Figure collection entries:
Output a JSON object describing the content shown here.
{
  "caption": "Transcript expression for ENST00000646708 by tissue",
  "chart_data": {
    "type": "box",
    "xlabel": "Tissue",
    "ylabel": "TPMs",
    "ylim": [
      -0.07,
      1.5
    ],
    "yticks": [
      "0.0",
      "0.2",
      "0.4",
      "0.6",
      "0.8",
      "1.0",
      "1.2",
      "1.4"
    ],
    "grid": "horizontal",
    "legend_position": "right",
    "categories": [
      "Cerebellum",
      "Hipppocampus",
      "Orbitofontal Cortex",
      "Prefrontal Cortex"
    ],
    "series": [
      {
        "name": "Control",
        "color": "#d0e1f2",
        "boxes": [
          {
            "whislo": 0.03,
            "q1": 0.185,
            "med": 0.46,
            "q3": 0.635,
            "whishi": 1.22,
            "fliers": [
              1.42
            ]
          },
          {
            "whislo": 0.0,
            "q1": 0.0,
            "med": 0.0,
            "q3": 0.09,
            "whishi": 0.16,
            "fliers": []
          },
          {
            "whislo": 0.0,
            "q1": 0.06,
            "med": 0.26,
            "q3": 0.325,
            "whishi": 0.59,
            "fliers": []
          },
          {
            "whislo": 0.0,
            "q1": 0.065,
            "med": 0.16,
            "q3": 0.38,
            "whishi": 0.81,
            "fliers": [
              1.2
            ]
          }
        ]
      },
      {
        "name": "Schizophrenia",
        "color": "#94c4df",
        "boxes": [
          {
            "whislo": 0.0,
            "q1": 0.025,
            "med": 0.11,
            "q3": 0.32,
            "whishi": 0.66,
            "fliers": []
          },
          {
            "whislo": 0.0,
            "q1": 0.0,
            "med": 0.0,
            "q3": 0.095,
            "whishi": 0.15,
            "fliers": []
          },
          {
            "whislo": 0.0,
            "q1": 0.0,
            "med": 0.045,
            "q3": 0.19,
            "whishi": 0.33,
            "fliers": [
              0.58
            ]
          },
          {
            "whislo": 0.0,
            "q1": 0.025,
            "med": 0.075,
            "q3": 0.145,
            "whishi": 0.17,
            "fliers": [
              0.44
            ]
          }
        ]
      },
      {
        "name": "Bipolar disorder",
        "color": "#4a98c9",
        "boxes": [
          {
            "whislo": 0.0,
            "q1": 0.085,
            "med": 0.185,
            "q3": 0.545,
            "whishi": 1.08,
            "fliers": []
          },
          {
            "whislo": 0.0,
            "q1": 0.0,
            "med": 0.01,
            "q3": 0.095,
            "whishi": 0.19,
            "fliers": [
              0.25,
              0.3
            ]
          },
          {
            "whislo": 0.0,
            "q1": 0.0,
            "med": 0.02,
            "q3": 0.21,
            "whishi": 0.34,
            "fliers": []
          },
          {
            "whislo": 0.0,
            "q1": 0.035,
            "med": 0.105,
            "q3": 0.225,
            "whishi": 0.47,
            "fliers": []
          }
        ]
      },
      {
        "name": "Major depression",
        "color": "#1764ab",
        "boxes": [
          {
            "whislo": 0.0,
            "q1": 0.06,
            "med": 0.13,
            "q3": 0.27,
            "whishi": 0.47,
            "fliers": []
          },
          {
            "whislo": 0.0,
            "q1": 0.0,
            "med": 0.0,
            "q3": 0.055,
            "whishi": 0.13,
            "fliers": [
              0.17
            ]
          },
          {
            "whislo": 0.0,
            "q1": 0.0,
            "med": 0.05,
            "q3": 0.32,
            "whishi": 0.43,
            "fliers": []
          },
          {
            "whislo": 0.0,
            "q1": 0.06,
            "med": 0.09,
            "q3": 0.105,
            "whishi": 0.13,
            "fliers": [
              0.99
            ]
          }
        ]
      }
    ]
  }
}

# Goal
Copy out every line in the entries above that holds "name".

# Correct answer
        "name": "Control",
        "name": "Schizophrenia",
        "name": "Bipolar disorder",
        "name": "Major depression",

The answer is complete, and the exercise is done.